[begin Supplied information]
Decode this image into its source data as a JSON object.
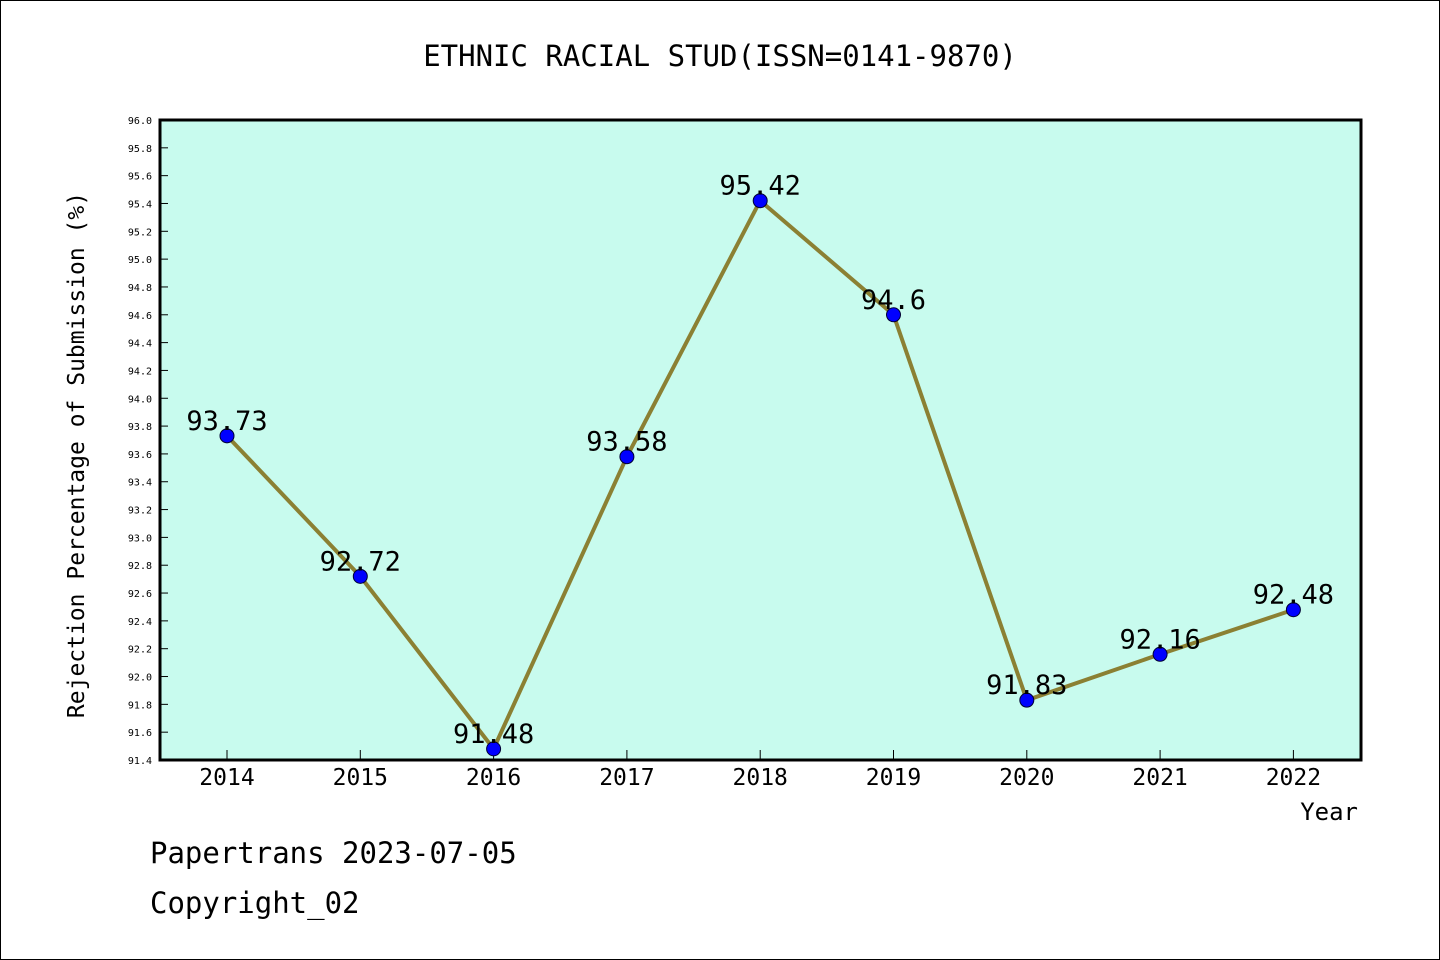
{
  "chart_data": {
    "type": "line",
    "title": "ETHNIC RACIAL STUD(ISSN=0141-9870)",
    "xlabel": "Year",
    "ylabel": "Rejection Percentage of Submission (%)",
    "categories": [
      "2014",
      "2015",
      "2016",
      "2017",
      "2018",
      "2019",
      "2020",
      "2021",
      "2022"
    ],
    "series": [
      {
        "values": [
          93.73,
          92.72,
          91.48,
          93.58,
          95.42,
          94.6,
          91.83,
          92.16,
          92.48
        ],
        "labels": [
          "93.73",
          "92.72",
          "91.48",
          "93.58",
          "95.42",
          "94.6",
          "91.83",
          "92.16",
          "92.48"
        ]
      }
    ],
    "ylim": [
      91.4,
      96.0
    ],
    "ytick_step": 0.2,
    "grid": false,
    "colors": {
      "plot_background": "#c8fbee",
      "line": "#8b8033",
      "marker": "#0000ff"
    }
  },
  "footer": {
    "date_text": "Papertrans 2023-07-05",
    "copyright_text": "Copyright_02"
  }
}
[end Supplied information]
[begin Supplied information]
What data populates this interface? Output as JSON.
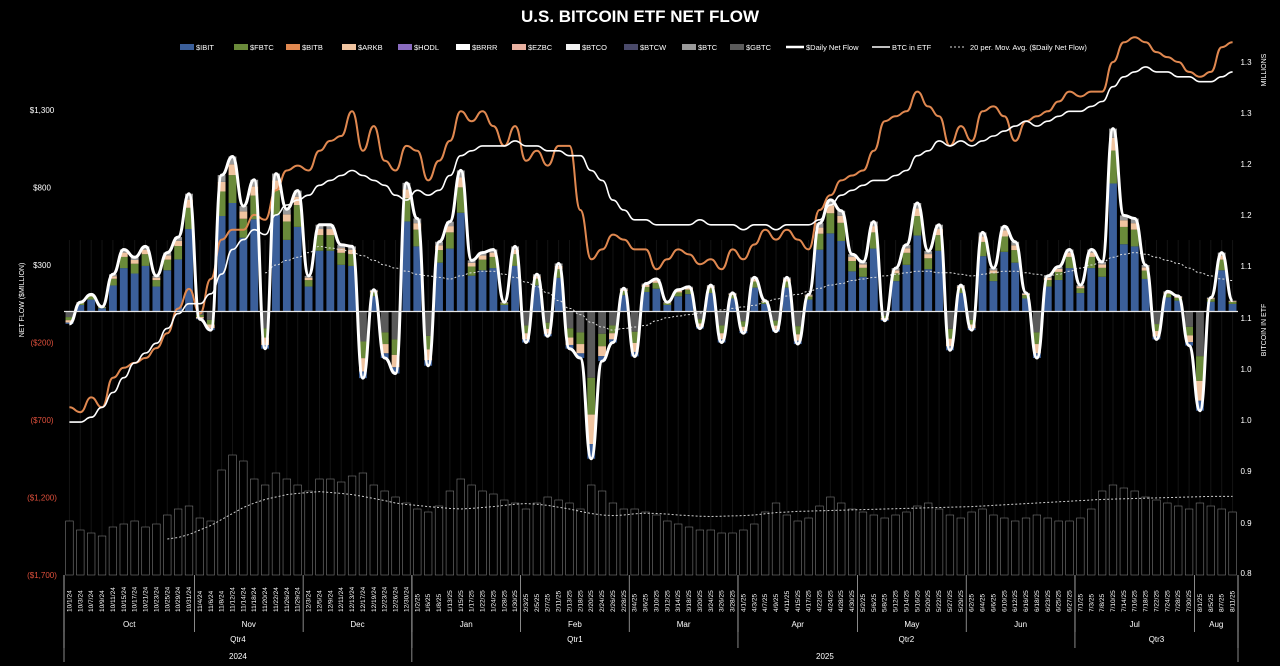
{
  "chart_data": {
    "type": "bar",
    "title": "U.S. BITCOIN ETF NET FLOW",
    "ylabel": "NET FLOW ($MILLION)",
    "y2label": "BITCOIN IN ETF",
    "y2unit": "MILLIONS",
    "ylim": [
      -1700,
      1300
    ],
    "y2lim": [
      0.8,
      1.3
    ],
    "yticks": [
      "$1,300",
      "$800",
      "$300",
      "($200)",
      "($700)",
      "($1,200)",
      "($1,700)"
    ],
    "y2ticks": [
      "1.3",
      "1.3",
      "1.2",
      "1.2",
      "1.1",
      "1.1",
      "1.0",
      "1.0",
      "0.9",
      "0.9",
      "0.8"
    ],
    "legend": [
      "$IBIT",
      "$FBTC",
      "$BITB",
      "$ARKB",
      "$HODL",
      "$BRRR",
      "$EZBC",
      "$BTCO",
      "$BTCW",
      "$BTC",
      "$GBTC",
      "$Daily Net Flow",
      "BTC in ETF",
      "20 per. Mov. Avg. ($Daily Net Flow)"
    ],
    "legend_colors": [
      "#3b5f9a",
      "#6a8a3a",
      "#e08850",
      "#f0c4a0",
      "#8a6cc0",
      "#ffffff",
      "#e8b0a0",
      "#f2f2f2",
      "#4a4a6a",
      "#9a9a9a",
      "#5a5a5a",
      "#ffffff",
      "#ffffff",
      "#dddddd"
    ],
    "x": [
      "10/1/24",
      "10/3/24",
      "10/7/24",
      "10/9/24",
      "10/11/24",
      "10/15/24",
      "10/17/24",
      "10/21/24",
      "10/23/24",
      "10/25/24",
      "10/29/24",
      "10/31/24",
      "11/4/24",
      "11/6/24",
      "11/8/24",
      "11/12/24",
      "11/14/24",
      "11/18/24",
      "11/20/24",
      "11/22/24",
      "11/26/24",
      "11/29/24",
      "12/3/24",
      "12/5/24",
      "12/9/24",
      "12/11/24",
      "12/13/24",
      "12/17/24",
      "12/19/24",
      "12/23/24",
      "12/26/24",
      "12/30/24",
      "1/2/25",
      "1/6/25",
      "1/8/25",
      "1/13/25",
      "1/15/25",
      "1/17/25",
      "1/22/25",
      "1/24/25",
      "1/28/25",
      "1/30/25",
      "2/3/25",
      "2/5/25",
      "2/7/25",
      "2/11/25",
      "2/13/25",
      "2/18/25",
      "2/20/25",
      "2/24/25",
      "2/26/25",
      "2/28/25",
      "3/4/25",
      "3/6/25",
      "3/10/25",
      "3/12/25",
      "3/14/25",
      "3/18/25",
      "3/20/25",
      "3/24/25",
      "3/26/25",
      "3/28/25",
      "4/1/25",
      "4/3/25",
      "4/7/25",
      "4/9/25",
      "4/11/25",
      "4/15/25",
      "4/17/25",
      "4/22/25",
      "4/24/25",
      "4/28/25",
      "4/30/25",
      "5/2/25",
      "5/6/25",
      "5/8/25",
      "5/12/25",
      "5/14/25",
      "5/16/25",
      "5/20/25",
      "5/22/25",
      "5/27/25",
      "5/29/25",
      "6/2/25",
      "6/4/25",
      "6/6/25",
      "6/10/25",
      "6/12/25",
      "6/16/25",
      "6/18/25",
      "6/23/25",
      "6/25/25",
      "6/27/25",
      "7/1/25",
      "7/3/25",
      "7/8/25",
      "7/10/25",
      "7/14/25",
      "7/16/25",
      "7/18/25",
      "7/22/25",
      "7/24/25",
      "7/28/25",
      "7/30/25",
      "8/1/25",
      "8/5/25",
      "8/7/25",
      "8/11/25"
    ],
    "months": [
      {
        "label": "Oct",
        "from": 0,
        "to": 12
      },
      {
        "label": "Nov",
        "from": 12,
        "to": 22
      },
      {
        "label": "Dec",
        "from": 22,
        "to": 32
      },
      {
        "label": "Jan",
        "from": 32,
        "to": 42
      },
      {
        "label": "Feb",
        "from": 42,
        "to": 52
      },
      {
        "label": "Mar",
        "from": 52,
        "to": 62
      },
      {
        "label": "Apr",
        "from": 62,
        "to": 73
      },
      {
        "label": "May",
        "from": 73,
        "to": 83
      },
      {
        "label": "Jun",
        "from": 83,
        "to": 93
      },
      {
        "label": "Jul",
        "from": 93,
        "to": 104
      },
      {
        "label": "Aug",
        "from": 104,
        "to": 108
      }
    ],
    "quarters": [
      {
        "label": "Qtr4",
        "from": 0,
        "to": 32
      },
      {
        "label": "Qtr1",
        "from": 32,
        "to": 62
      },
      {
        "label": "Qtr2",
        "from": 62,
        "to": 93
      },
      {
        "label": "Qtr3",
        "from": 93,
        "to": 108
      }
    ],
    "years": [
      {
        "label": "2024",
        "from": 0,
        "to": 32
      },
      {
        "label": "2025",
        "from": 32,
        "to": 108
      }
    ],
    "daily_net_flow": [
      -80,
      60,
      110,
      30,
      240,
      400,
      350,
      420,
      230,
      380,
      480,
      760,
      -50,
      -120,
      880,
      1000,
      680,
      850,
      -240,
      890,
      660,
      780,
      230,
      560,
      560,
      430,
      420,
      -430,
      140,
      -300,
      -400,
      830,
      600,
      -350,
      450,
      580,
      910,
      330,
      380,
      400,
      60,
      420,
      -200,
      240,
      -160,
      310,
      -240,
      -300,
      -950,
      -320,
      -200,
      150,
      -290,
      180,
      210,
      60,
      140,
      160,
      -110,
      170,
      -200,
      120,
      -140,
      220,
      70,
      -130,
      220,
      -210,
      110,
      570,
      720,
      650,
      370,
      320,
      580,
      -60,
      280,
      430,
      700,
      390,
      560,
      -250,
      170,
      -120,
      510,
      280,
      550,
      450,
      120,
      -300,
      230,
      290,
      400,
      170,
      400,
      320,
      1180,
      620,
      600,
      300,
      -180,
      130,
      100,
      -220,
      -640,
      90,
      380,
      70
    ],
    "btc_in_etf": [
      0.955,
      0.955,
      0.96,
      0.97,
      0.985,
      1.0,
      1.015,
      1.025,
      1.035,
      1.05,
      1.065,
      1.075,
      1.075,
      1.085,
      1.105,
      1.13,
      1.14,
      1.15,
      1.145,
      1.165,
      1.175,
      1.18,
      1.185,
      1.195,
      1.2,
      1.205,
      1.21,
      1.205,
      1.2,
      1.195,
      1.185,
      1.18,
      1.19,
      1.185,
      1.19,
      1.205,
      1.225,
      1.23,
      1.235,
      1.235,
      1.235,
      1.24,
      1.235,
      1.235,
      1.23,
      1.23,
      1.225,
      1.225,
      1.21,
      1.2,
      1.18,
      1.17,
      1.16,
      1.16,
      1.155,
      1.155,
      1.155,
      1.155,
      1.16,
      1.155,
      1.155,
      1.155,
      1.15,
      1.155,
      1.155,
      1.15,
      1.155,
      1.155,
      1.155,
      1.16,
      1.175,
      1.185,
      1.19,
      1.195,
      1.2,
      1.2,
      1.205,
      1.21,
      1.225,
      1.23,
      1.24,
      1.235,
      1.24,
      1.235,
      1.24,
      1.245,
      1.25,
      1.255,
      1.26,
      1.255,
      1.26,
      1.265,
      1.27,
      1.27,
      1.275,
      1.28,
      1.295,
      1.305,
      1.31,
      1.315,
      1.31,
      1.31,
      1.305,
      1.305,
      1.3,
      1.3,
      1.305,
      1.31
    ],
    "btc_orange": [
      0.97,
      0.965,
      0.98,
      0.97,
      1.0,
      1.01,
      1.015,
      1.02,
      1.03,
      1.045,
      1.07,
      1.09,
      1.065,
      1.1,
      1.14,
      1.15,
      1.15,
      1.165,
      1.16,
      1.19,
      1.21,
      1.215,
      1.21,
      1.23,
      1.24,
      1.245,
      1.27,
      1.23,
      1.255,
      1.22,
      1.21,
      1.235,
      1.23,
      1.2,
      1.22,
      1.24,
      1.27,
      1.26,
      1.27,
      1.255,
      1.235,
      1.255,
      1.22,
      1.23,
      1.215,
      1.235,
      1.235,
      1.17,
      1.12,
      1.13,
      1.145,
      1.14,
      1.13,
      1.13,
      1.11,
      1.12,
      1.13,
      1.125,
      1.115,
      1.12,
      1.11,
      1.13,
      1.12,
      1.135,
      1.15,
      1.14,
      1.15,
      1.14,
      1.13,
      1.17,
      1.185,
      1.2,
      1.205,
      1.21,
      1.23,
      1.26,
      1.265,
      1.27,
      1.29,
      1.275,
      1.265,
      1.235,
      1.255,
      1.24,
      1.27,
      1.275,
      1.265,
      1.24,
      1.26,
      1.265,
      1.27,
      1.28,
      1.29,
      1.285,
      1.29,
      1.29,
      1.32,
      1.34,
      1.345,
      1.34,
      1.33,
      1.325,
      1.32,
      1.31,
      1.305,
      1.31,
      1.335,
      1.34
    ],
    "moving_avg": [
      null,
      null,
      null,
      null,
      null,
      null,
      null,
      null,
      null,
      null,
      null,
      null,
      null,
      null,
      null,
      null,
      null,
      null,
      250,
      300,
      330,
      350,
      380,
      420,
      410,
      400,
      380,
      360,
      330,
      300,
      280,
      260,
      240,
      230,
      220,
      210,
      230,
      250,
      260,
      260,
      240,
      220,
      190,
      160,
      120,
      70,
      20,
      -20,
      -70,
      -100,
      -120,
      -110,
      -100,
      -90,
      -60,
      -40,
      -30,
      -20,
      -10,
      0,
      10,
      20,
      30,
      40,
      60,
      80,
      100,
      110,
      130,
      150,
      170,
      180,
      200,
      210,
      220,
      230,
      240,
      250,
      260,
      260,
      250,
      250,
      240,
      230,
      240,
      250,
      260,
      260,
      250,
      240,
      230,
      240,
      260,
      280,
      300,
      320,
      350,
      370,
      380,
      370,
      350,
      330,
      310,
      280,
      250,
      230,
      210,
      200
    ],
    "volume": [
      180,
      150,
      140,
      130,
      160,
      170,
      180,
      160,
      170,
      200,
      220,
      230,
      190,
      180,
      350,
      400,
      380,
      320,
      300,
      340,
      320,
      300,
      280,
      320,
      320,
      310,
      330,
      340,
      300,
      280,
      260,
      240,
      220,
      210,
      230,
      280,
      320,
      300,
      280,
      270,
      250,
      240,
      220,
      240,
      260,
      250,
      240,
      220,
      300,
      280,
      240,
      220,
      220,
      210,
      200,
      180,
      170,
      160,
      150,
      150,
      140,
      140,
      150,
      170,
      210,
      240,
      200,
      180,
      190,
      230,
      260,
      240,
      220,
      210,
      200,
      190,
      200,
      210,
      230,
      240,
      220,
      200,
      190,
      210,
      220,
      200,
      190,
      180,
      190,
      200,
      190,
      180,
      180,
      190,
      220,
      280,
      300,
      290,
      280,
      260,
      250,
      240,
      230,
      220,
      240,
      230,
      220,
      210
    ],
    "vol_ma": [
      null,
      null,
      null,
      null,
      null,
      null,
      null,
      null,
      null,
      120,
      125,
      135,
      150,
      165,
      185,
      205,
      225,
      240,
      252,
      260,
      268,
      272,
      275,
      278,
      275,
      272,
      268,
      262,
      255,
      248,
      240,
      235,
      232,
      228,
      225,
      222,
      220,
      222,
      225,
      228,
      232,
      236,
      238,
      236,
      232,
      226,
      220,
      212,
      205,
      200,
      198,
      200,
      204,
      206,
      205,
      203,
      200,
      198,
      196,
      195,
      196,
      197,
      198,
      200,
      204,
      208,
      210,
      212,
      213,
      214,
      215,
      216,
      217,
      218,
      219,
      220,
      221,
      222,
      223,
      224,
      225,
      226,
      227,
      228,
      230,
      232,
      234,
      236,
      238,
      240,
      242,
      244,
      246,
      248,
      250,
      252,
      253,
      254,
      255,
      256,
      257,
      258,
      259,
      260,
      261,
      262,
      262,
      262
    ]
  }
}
[end Supplied information]
Find all lines where the word "ylabel" appears. Copy them.

    "ylabel": "Rejection Percentage of Submission (%)",
    "ylabel": "NET FLOW ($MILLION)",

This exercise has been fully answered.